> _Set exercise_
Gather every line holding the string "structured".

## Begin

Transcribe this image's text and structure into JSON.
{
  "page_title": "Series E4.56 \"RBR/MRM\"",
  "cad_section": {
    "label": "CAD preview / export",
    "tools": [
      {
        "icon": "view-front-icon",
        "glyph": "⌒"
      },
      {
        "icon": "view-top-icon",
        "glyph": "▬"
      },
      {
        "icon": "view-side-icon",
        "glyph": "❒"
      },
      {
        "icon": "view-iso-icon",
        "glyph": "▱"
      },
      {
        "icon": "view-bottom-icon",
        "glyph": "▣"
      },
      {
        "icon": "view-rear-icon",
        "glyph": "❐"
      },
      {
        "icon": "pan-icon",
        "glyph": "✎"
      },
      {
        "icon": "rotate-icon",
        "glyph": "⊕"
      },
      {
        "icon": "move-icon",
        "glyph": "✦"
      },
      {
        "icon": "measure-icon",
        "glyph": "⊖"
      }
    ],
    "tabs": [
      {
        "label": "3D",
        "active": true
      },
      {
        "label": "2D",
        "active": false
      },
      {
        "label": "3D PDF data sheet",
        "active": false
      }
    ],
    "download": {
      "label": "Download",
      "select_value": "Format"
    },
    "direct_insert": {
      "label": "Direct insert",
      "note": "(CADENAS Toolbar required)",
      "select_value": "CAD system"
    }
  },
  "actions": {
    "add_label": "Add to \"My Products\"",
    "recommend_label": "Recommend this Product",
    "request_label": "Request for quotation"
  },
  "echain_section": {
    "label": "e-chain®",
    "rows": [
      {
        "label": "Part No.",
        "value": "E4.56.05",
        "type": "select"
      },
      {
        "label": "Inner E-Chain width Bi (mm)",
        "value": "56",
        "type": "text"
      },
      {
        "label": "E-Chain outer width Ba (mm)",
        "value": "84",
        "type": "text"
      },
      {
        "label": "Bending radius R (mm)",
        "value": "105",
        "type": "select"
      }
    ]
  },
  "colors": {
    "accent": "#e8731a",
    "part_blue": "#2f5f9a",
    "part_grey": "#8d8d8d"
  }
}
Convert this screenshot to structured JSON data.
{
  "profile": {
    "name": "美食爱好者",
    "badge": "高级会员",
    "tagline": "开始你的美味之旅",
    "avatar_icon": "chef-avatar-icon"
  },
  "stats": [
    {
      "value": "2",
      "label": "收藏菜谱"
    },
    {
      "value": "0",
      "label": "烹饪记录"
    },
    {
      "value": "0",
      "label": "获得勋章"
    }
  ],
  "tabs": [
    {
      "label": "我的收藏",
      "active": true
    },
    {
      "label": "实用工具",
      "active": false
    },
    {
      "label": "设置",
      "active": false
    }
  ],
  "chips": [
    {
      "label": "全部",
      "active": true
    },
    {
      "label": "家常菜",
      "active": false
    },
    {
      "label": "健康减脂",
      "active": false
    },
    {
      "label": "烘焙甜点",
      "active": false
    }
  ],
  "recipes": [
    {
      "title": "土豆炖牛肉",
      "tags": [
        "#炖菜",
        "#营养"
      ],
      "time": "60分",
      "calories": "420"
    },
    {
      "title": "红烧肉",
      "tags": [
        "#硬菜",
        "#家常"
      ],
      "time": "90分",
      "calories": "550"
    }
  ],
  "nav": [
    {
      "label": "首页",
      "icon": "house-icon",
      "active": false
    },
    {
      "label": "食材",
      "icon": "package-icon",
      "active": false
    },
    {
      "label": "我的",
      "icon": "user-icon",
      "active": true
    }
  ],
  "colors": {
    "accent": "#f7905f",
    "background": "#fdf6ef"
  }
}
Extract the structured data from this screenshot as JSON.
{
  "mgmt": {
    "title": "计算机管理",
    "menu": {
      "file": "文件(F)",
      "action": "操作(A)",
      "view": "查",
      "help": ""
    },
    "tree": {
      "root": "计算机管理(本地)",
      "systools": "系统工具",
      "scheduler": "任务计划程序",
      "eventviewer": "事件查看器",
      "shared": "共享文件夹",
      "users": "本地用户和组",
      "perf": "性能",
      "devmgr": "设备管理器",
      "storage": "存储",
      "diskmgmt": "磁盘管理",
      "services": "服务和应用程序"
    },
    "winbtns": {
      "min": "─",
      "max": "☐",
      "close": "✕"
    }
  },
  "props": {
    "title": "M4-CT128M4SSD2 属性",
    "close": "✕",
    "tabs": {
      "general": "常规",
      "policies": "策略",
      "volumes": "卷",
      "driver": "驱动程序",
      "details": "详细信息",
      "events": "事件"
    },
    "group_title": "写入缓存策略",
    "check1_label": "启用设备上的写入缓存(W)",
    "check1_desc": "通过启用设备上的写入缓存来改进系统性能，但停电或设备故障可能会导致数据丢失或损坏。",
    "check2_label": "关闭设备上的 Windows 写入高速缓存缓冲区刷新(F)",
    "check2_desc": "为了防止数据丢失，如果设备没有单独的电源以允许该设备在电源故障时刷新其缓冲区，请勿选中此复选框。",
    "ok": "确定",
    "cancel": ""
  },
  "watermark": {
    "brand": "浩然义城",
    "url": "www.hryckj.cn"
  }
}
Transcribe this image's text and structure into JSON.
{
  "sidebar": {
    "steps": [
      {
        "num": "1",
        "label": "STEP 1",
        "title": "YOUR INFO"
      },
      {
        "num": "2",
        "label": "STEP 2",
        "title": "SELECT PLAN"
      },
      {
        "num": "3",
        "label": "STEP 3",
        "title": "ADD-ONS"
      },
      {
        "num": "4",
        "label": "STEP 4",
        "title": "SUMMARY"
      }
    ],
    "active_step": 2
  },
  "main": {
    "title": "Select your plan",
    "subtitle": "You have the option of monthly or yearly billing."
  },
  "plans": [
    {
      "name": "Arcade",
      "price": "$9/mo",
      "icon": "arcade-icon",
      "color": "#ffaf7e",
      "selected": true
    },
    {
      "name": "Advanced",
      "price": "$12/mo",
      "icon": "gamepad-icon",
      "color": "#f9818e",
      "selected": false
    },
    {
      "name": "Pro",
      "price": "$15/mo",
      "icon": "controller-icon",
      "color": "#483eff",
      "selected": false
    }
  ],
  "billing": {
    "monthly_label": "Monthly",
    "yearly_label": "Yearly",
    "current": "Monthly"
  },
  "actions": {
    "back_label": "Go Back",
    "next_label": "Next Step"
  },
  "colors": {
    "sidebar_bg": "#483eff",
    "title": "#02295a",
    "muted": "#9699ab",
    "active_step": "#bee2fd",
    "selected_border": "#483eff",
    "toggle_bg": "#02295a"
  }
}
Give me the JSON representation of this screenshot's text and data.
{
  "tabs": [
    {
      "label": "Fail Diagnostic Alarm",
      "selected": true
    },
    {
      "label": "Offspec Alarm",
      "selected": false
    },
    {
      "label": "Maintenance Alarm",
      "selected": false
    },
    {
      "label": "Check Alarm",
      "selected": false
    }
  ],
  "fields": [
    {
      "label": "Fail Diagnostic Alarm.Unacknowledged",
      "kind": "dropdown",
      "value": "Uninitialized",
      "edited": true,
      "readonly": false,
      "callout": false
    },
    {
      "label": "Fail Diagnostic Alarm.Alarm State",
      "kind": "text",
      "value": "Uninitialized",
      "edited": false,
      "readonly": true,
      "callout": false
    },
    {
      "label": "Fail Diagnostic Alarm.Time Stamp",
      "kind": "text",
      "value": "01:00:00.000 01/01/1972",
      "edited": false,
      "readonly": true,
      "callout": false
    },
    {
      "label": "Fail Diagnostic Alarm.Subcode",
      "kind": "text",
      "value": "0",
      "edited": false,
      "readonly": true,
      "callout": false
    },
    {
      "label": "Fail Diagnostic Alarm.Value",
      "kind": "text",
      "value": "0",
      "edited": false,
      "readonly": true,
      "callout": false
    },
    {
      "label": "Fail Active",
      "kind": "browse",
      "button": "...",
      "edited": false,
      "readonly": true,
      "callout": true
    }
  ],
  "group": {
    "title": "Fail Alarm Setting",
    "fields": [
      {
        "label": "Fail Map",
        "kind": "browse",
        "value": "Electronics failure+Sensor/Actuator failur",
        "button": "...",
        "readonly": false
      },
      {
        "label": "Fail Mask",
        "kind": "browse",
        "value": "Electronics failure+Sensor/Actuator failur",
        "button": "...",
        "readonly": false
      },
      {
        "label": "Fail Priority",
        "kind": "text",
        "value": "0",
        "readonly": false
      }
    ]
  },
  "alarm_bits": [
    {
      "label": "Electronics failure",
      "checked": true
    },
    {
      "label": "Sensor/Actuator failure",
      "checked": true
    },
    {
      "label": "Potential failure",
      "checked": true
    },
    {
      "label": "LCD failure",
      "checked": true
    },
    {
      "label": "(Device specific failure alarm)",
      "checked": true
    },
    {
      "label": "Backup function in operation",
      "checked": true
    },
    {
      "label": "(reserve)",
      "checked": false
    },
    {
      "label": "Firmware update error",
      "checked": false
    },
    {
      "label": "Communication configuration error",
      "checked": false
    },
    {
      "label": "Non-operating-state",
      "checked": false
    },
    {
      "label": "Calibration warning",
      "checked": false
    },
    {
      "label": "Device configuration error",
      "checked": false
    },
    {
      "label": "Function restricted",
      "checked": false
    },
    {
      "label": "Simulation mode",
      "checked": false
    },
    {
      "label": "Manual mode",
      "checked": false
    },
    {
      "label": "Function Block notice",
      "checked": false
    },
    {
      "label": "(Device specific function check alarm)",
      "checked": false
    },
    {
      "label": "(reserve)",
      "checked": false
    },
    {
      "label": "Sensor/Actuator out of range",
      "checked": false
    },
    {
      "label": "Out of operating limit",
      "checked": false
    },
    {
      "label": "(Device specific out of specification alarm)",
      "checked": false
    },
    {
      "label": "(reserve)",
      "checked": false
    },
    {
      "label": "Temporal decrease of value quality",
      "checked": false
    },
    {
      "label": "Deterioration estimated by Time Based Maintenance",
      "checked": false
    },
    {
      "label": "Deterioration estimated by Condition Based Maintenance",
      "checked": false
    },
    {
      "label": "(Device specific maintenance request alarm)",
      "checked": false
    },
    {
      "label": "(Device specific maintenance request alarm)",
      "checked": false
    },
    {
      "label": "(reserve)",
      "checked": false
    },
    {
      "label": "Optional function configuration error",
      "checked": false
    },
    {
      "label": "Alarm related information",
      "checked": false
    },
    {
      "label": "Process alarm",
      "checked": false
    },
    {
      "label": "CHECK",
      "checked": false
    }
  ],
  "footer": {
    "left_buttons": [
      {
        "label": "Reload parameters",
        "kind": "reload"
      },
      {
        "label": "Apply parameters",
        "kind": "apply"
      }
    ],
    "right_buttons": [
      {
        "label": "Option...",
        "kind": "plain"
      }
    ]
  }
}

## End

> _Right answer_
Convert this screenshot to structured JSON data.
Extract the structured data from this screenshot as JSON.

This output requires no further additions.